§ **Task brief**
When you spot the word "triangle" in a line of the data below, copy that line.

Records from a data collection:

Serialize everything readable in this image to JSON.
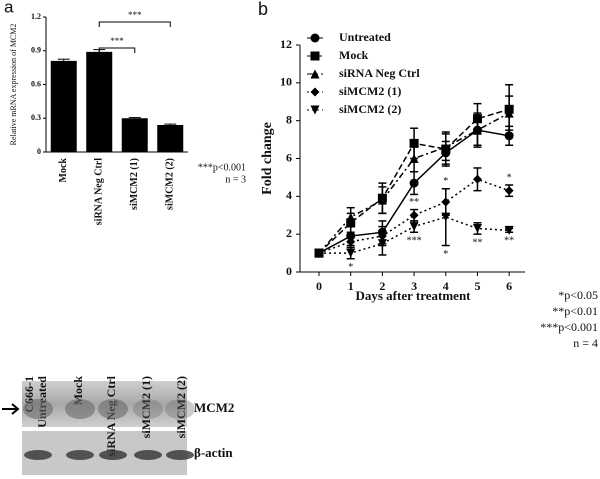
{
  "chart_data": [
    {
      "type": "bar",
      "panel": "a",
      "ylabel": "Relative mRNA expression of MCM2",
      "categories": [
        "Mock",
        "siRNA Neg Ctrl",
        "siMCM2 (1)",
        "siMCM2 (2)"
      ],
      "values": [
        0.81,
        0.89,
        0.3,
        0.24
      ],
      "errors": [
        0.015,
        0.02,
        0.006,
        0.008
      ],
      "color": "#000000",
      "ylim": [
        0,
        1.2
      ],
      "yticks": [
        0,
        0.3,
        0.6,
        0.9,
        1.2
      ],
      "brackets": [
        {
          "text": "***",
          "from": 1,
          "to": 2
        },
        {
          "text": "***",
          "from": 1,
          "to": 3
        }
      ],
      "notes": [
        "***p<0.001",
        "n = 3"
      ]
    },
    {
      "type": "line",
      "panel": "b",
      "xlabel": "Days after treatment",
      "ylabel": "Fold change",
      "x": [
        0,
        1,
        2,
        3,
        4,
        5,
        6
      ],
      "xlim": [
        -0.6,
        6.5
      ],
      "xticks": [
        0,
        1,
        2,
        3,
        4,
        5,
        6
      ],
      "ylim": [
        0,
        12
      ],
      "yticks": [
        0,
        2,
        4,
        6,
        8,
        10,
        12
      ],
      "series": [
        {
          "name": "Untreated",
          "color": "#000000",
          "marker": "circle",
          "dash": "solid",
          "values": [
            1,
            1.9,
            2.1,
            4.7,
            6.3,
            7.5,
            7.2
          ],
          "errors": [
            0.1,
            0.5,
            0.6,
            0.6,
            0.6,
            0.8,
            0.5
          ]
        },
        {
          "name": "Mock",
          "color": "#000000",
          "marker": "square",
          "dash": "dashed",
          "values": [
            1,
            2.6,
            3.9,
            6.8,
            6.5,
            8.1,
            8.6
          ],
          "errors": [
            0.1,
            0.5,
            0.8,
            0.8,
            0.9,
            0.8,
            1.3
          ]
        },
        {
          "name": "siRNA Neg Ctrl",
          "color": "#000000",
          "marker": "triangle",
          "dash": "dashdot",
          "values": [
            1,
            2.9,
            3.8,
            6.0,
            6.6,
            7.5,
            8.4
          ],
          "errors": [
            0.1,
            0.5,
            0.7,
            0.7,
            0.7,
            0.9,
            0.9
          ]
        },
        {
          "name": "siMCM2 (1)",
          "color": "#000000",
          "marker": "diamond",
          "dash": "dotted",
          "values": [
            1,
            1.6,
            1.9,
            3.0,
            3.7,
            4.9,
            4.3
          ],
          "errors": [
            0.1,
            0.4,
            0.5,
            0.3,
            0.7,
            0.6,
            0.3
          ],
          "significance": [
            null,
            null,
            null,
            "**",
            "*",
            null,
            "*"
          ]
        },
        {
          "name": "siMCM2 (2)",
          "color": "#000000",
          "marker": "triangle-down",
          "dash": "dotted",
          "values": [
            1,
            1.0,
            1.5,
            2.4,
            2.9,
            2.3,
            2.2
          ],
          "errors": [
            0.1,
            0.3,
            0.6,
            0.3,
            1.5,
            0.3,
            0.1
          ],
          "significance": [
            null,
            "*",
            null,
            "***",
            "*",
            "**",
            "**"
          ]
        }
      ],
      "legend": "upper-left",
      "notes": [
        "*p<0.05",
        "**p<0.01",
        "***p<0.001",
        "n = 4"
      ]
    }
  ],
  "blot": {
    "lanes": [
      [
        "C666-1",
        "Untreated"
      ],
      [
        "Mock"
      ],
      [
        "siRNA Neg Ctrl"
      ],
      [
        "siMCM2 (1)"
      ],
      [
        "siMCM2 (2)"
      ]
    ],
    "rows": [
      "MCM2",
      "β-actin"
    ]
  }
}
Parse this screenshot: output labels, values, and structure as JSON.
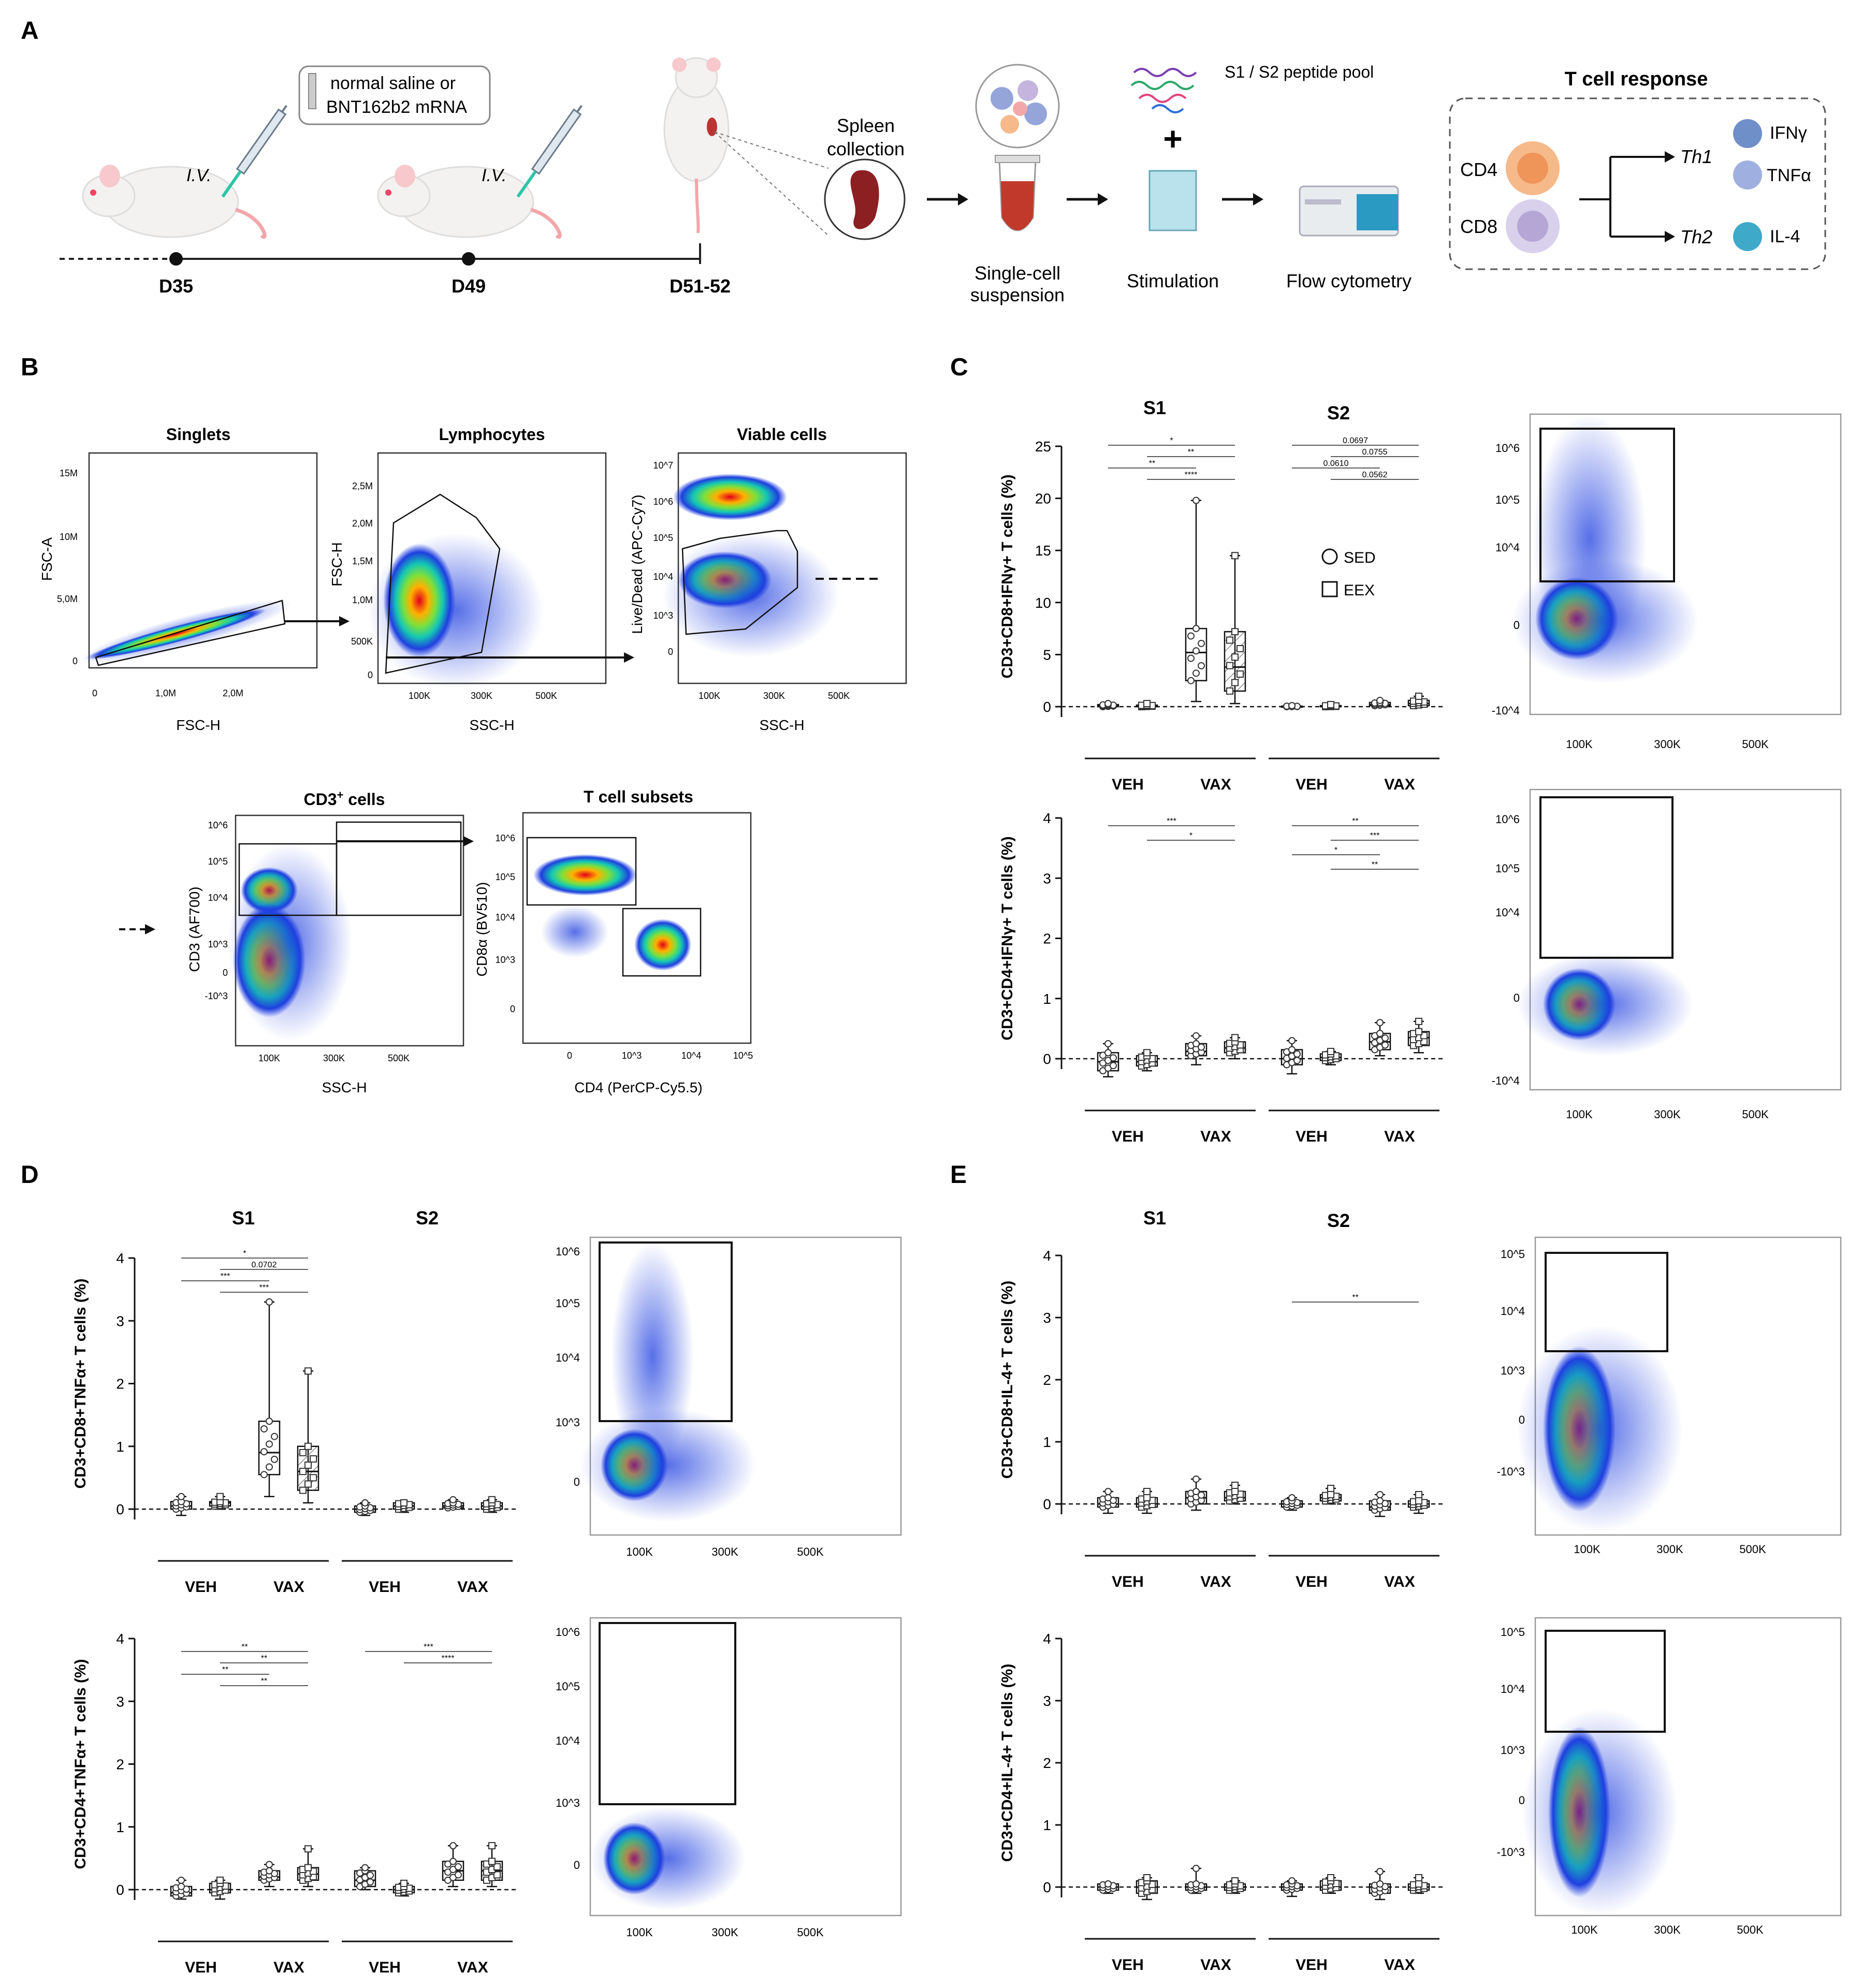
{
  "panel_labels": {
    "A": "A",
    "B": "B",
    "C": "C",
    "D": "D",
    "E": "E"
  },
  "panelA": {
    "injection_box": [
      "normal saline or",
      "BNT162b2 mRNA"
    ],
    "iv": "I.V.",
    "timeline": [
      "D35",
      "D49",
      "D51-52"
    ],
    "spleen": [
      "Spleen",
      "collection"
    ],
    "peptide_pool": "S1 / S2 peptide pool",
    "steps": {
      "single_cell": [
        "Single-cell",
        "suspension"
      ],
      "stimulation": "Stimulation",
      "flow": "Flow cytometry"
    },
    "tcell_title": "T cell response",
    "cells": [
      "CD4",
      "CD8"
    ],
    "th": [
      "Th1",
      "Th2"
    ],
    "cytokines": [
      "IFNγ",
      "TNFα",
      "IL-4"
    ],
    "colors": {
      "cd4": "#f6b98a",
      "cd8": "#c5b5de",
      "ifng": "#6f8fc8",
      "tnfa": "#9fb0e0",
      "il4": "#3fa9c9",
      "tube": "#c0392b"
    }
  },
  "panelB": {
    "plots": [
      {
        "title": "Singlets",
        "x": "FSC-H",
        "y": "FSC-A",
        "xticks": [
          "0",
          "1,0M",
          "2,0M"
        ],
        "yticks": [
          "15M",
          "10M",
          "5,0M",
          "0"
        ]
      },
      {
        "title": "Lymphocytes",
        "x": "SSC-H",
        "y": "FSC-H",
        "xticks": [
          "100K",
          "300K",
          "500K"
        ],
        "yticks": [
          "2,5M",
          "2,0M",
          "1,5M",
          "1,0M",
          "500K",
          "0"
        ]
      },
      {
        "title": "Viable cells",
        "x": "SSC-H",
        "y": "Live/Dead (APC-Cy7)",
        "xticks": [
          "100K",
          "300K",
          "500K"
        ],
        "yticks": [
          "10^7",
          "10^6",
          "10^5",
          "10^4",
          "10^3",
          "0"
        ]
      },
      {
        "title": "CD3+ cells",
        "x": "SSC-H",
        "y": "CD3 (AF700)",
        "xticks": [
          "100K",
          "300K",
          "500K"
        ],
        "yticks": [
          "10^6",
          "10^5",
          "10^4",
          "10^3",
          "0",
          "-10^3"
        ]
      },
      {
        "title": "T cell subsets",
        "x": "CD4 (PerCP-Cy5.5)",
        "y": "CD8α (BV510)",
        "xticks": [
          "0",
          "10^3",
          "10^4",
          "10^5"
        ],
        "yticks": [
          "10^6",
          "10^5",
          "10^4",
          "10^3",
          "0"
        ]
      }
    ]
  },
  "groups": {
    "veh": "VEH",
    "vax": "VAX",
    "s1": "S1",
    "s2": "S2"
  },
  "legend": {
    "sed": "SED",
    "eex": "EEX"
  },
  "chart_data": [
    {
      "type": "box",
      "panel": "C",
      "ylabel": "CD3+CD8+IFNγ+ T cells (%)",
      "ylim": [
        0,
        25
      ],
      "yticks": [
        0,
        5,
        10,
        15,
        20,
        25
      ],
      "groups": [
        "S1 VEH SED",
        "S1 VEH EEX",
        "S1 VAX SED",
        "S1 VAX EEX",
        "S2 VEH SED",
        "S2 VEH EEX",
        "S2 VAX SED",
        "S2 VAX EEX"
      ],
      "median": [
        0.1,
        0.1,
        5.2,
        3.8,
        0,
        0,
        0.2,
        0.3
      ],
      "q1": [
        0,
        0,
        2.5,
        1.5,
        0,
        0,
        0.1,
        0.1
      ],
      "q3": [
        0.2,
        0.15,
        7.5,
        7.2,
        0.05,
        0.1,
        0.4,
        0.6
      ],
      "min": [
        0,
        0,
        0.5,
        0.3,
        -0.1,
        -0.1,
        0,
        0
      ],
      "max": [
        0.3,
        0.3,
        19.8,
        14.5,
        0.1,
        0.2,
        0.6,
        1.0
      ],
      "significance": [
        "*",
        "**",
        "**",
        "****",
        "0.0697",
        "0.0755",
        "0.0610",
        "0.0562"
      ]
    },
    {
      "type": "box",
      "panel": "C",
      "ylabel": "CD3+CD4+IFNγ+ T cells (%)",
      "ylim": [
        0,
        4
      ],
      "yticks": [
        0,
        1,
        2,
        3,
        4
      ],
      "groups": [
        "S1 VEH SED",
        "S1 VEH EEX",
        "S1 VAX SED",
        "S1 VAX EEX",
        "S2 VEH SED",
        "S2 VEH EEX",
        "S2 VAX SED",
        "S2 VAX EEX"
      ],
      "median": [
        -0.05,
        -0.05,
        0.12,
        0.18,
        0,
        0.02,
        0.28,
        0.35
      ],
      "q1": [
        -0.2,
        -0.12,
        0.05,
        0.1,
        -0.1,
        -0.03,
        0.15,
        0.22
      ],
      "q3": [
        0.1,
        0.05,
        0.25,
        0.28,
        0.15,
        0.08,
        0.42,
        0.45
      ],
      "min": [
        -0.3,
        -0.2,
        -0.1,
        0,
        -0.25,
        -0.1,
        0.05,
        0.1
      ],
      "max": [
        0.25,
        0.1,
        0.38,
        0.35,
        0.3,
        0.12,
        0.6,
        0.62
      ],
      "significance": [
        "***",
        "*",
        "**",
        "***",
        "*",
        "**"
      ]
    },
    {
      "type": "box",
      "panel": "D",
      "ylabel": "CD3+CD8+TNFα+ T cells (%)",
      "ylim": [
        0,
        4
      ],
      "yticks": [
        0,
        1,
        2,
        3,
        4
      ],
      "groups": [
        "S1 VEH SED",
        "S1 VEH EEX",
        "S1 VAX SED",
        "S1 VAX EEX",
        "S2 VEH SED",
        "S2 VEH EEX",
        "S2 VAX SED",
        "S2 VAX EEX"
      ],
      "median": [
        0.05,
        0.1,
        0.9,
        0.6,
        0,
        0.05,
        0.05,
        0.05
      ],
      "q1": [
        0,
        0.05,
        0.55,
        0.3,
        -0.05,
        0,
        0.02,
        0
      ],
      "q3": [
        0.12,
        0.12,
        1.4,
        1.0,
        0.05,
        0.1,
        0.1,
        0.1
      ],
      "min": [
        -0.1,
        0,
        0.2,
        0.1,
        -0.1,
        -0.05,
        0,
        -0.05
      ],
      "max": [
        0.2,
        0.2,
        3.3,
        2.2,
        0.1,
        0.1,
        0.15,
        0.15
      ],
      "significance": [
        "*",
        "0.0702",
        "***",
        "***"
      ]
    },
    {
      "type": "box",
      "panel": "D",
      "ylabel": "CD3+CD4+TNFα+ T cells (%)",
      "ylim": [
        0,
        4
      ],
      "yticks": [
        0,
        1,
        2,
        3,
        4
      ],
      "groups": [
        "S1 VEH SED",
        "S1 VEH EEX",
        "S1 VAX SED",
        "S1 VAX EEX",
        "S2 VEH SED",
        "S2 VEH EEX",
        "S2 VAX SED",
        "S2 VAX EEX"
      ],
      "median": [
        -0.05,
        0,
        0.2,
        0.25,
        0.15,
        0,
        0.3,
        0.3
      ],
      "q1": [
        -0.1,
        -0.05,
        0.15,
        0.15,
        0.05,
        -0.05,
        0.15,
        0.15
      ],
      "q3": [
        0.05,
        0.1,
        0.3,
        0.35,
        0.3,
        0.05,
        0.45,
        0.45
      ],
      "min": [
        -0.15,
        -0.15,
        0.05,
        0.05,
        0,
        -0.1,
        0.05,
        0.05
      ],
      "max": [
        0.15,
        0.15,
        0.4,
        0.65,
        0.35,
        0.1,
        0.7,
        0.7
      ],
      "significance": [
        "**",
        "**",
        "**",
        "**",
        "***",
        "****"
      ]
    },
    {
      "type": "box",
      "panel": "E",
      "ylabel": "CD3+CD8+IL-4+ T cells (%)",
      "ylim": [
        0,
        4
      ],
      "yticks": [
        0,
        1,
        2,
        3,
        4
      ],
      "groups": [
        "S1 VEH SED",
        "S1 VEH EEX",
        "S1 VAX SED",
        "S1 VAX EEX",
        "S2 VEH SED",
        "S2 VEH EEX",
        "S2 VAX SED",
        "S2 VAX EEX"
      ],
      "median": [
        0,
        0,
        0.1,
        0.1,
        0,
        0.1,
        -0.05,
        0
      ],
      "q1": [
        -0.05,
        -0.05,
        0,
        0.05,
        -0.05,
        0.05,
        -0.1,
        -0.05
      ],
      "q3": [
        0.1,
        0.1,
        0.2,
        0.2,
        0.05,
        0.15,
        0.05,
        0.05
      ],
      "min": [
        -0.15,
        -0.15,
        -0.1,
        0,
        -0.1,
        0,
        -0.2,
        -0.15
      ],
      "max": [
        0.2,
        0.2,
        0.4,
        0.3,
        0.1,
        0.25,
        0.15,
        0.15
      ],
      "significance": [
        "**"
      ]
    },
    {
      "type": "box",
      "panel": "E",
      "ylabel": "CD3+CD4+IL-4+ T cells (%)",
      "ylim": [
        0,
        4
      ],
      "yticks": [
        0,
        1,
        2,
        3,
        4
      ],
      "groups": [
        "S1 VEH SED",
        "S1 VEH EEX",
        "S1 VAX SED",
        "S1 VAX EEX",
        "S2 VEH SED",
        "S2 VEH EEX",
        "S2 VAX SED",
        "S2 VAX EEX"
      ],
      "median": [
        0,
        0,
        0,
        0,
        0,
        0,
        0,
        0
      ],
      "q1": [
        -0.05,
        -0.1,
        -0.05,
        -0.05,
        -0.05,
        -0.05,
        -0.1,
        -0.05
      ],
      "q3": [
        0.05,
        0.1,
        0.05,
        0.05,
        0.05,
        0.1,
        0.05,
        0.05
      ],
      "min": [
        -0.1,
        -0.2,
        -0.1,
        -0.1,
        -0.15,
        -0.1,
        -0.2,
        -0.1
      ],
      "max": [
        0.05,
        0.15,
        0.3,
        0.1,
        0.1,
        0.15,
        0.25,
        0.15
      ],
      "significance": []
    }
  ],
  "flow_axes": {
    "x_ticks": [
      "100K",
      "300K",
      "500K"
    ],
    "y_ticks_big": [
      "10^6",
      "10^5",
      "10^4",
      "0",
      "-10^4"
    ],
    "y_ticks_small": [
      "10^5",
      "10^4",
      "10^3",
      "0",
      "-10^3"
    ],
    "y_ticks_d": [
      "10^6",
      "10^5",
      "10^4",
      "10^3",
      "0"
    ]
  }
}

§ **Result for this task**
          "marker": "triangle",
          "marker": "triangle-down",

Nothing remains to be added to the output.